> **RECORDS SUPPLIED**
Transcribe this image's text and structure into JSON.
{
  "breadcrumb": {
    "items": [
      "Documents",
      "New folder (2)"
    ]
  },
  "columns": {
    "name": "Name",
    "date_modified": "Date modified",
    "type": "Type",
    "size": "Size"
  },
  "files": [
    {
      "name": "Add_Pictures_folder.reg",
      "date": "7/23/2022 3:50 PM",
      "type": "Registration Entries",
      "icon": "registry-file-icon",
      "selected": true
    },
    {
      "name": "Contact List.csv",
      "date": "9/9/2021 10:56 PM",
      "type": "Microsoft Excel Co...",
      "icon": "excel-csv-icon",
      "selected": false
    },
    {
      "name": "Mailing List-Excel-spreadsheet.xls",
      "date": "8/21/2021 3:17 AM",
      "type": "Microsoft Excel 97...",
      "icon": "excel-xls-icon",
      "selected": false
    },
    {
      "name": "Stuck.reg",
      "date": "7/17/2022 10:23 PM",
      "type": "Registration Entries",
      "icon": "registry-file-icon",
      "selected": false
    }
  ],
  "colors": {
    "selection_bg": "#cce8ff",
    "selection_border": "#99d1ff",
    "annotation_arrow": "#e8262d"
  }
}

---

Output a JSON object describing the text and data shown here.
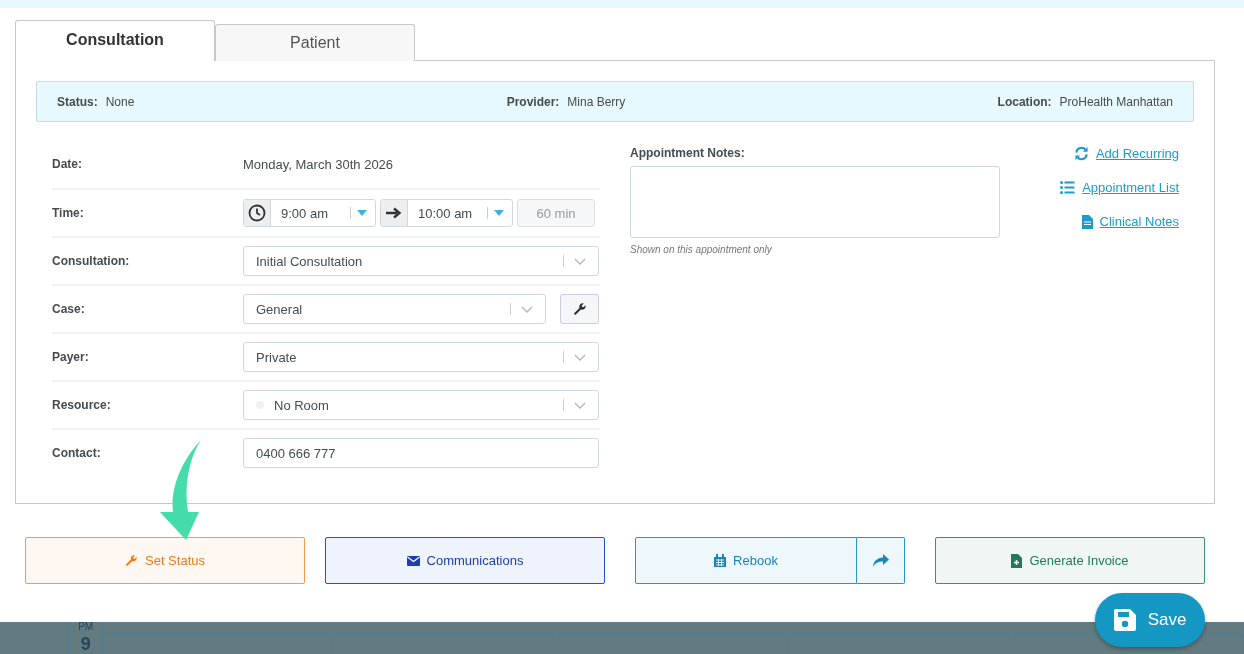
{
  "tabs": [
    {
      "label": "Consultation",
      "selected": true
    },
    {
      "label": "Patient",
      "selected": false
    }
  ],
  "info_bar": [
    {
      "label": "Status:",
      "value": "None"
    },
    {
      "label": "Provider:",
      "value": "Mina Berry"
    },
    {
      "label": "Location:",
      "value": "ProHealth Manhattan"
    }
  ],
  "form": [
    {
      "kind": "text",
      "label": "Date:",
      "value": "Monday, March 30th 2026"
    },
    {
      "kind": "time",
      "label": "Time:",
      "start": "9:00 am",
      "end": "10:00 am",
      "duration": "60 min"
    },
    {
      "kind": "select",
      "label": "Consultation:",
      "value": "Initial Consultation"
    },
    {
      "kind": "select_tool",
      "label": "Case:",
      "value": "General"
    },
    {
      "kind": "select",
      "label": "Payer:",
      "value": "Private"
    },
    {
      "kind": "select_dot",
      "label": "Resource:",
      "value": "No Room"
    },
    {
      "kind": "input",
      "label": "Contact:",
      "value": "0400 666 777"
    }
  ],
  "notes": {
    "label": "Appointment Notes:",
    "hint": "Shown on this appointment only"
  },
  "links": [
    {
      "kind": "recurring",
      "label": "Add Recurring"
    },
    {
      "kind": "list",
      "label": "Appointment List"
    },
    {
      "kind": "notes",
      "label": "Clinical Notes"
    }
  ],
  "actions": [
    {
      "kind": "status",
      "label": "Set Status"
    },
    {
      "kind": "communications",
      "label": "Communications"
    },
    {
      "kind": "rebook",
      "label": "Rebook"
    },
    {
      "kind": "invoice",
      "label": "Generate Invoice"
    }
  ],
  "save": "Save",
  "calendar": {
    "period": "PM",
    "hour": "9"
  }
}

> **GIVEN EXERCISE**
Which lines hold the string "Contact"? Copy all of them from the data above.

> **THE ANSWER**
      "name": "Contact List.csv",
      "label": "Contact:",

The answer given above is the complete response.